### Aim
Restate the full listing word for word and leave the pictures out.

+++ Records for this task +++

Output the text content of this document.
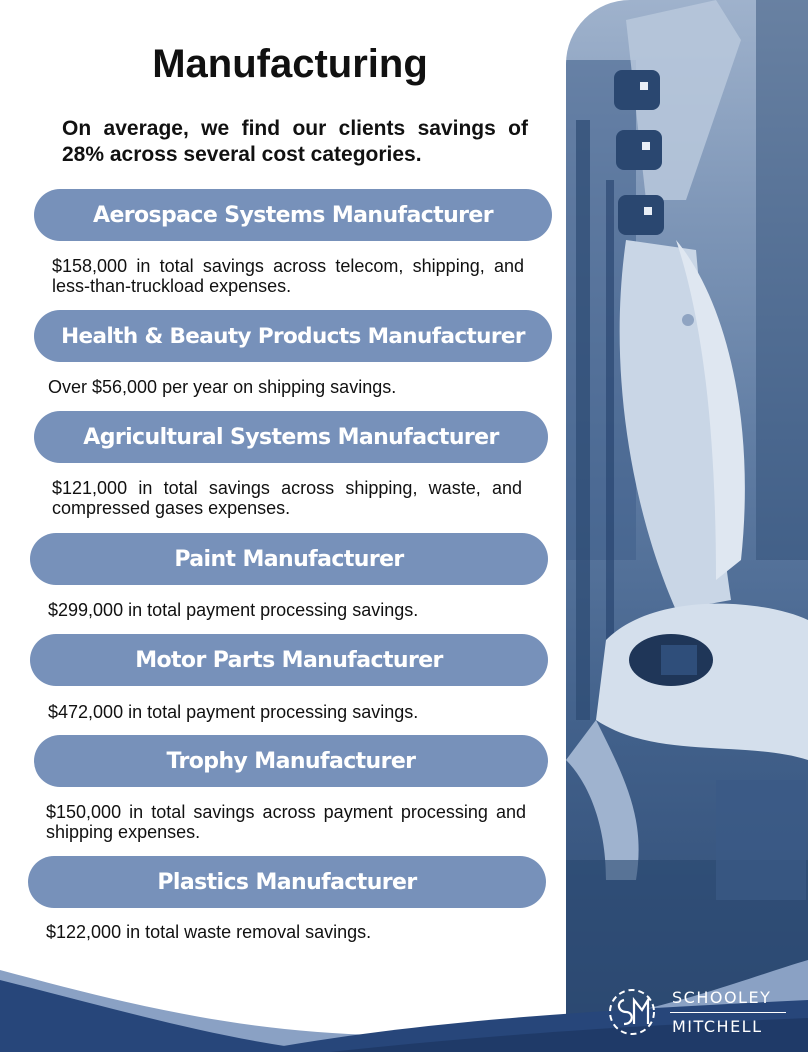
Manufacturing

On average, we find our clients savings of 28% across several cost categories.

Aerospace Systems Manufacturer

$158,000 in total savings across telecom, shipping, and less-than-truckload expenses.

Health & Beauty Products Manufacturer

Over $56,000 per year on shipping savings.

Agricultural Systems Manufacturer

$121,000 in total savings across shipping, waste, and compressed gases expenses.

Paint Manufacturer

$299,000 in total payment processing savings.

Motor Parts Manufacturer

$472,000 in total payment processing savings.

Trophy Manufacturer

$150,000 in total savings across payment processing and shipping expenses.

Plastics Manufacturer

$122,000 in total waste removal savings.

SCHOOLEY
MITCHELL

+++

### Exercise response
Output the text content of this document.
Manufacturing

On average, we find our clients savings of 28% across several cost categories.

Aerospace Systems Manufacturer

$158,000 in total savings across telecom, shipping, and less-than-truckload expenses.

Health & Beauty Products Manufacturer

Over $56,000 per year on shipping savings.

Agricultural Systems Manufacturer

$121,000 in total savings across shipping, waste, and compressed gases expenses.

Paint Manufacturer

$299,000 in total payment processing savings.

Motor Parts Manufacturer

$472,000 in total payment processing savings.

Trophy Manufacturer

$150,000 in total savings across payment processing and shipping expenses.

Plastics Manufacturer

$122,000 in total waste removal savings.

SCHOOLEY
MITCHELL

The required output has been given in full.